====== TASK INPUT

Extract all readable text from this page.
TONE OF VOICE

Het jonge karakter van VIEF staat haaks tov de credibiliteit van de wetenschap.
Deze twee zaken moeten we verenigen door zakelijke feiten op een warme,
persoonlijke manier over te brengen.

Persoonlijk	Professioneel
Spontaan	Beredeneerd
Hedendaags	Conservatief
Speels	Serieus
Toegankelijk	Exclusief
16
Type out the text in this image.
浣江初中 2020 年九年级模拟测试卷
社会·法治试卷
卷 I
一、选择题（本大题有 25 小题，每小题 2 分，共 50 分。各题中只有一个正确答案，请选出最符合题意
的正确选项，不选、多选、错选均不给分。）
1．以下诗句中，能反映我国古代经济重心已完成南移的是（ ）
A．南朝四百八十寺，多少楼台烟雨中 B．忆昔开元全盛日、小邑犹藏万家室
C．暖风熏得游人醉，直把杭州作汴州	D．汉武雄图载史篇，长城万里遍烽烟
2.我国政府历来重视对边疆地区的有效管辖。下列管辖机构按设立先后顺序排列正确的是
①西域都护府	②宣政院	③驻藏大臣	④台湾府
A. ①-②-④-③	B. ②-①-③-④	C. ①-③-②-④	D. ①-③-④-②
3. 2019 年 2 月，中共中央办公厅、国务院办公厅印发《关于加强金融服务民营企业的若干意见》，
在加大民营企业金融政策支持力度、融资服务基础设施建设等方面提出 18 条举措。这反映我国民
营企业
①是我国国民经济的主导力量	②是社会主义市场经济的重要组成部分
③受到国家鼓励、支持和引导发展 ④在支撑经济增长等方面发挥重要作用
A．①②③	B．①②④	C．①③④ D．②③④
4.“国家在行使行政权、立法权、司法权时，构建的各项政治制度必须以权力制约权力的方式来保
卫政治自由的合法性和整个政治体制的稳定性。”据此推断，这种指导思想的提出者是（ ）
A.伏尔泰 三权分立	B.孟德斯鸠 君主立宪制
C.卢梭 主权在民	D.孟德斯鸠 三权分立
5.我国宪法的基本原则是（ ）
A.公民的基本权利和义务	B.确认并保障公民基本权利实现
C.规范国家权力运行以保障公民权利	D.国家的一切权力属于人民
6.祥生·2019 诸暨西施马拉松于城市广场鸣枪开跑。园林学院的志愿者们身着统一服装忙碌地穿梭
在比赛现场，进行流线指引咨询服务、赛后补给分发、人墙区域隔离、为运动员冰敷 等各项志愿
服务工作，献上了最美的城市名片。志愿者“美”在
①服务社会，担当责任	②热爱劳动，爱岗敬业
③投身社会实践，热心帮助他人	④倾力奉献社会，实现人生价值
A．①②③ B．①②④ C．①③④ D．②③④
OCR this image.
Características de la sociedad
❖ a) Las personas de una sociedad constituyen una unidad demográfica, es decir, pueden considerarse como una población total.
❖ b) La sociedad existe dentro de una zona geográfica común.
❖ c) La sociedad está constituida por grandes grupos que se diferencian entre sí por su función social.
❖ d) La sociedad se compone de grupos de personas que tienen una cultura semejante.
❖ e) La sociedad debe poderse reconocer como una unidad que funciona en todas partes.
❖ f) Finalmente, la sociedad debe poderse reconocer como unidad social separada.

============

## REQUIRED WORK
Gather each line in these records that contains the string "reconocer".

## FULL ANSWER
❖ e) La sociedad debe poderse reconocer como una unidad que funciona en todas partes.
❖ f) Finalmente, la sociedad debe poderse reconocer como unidad social separada.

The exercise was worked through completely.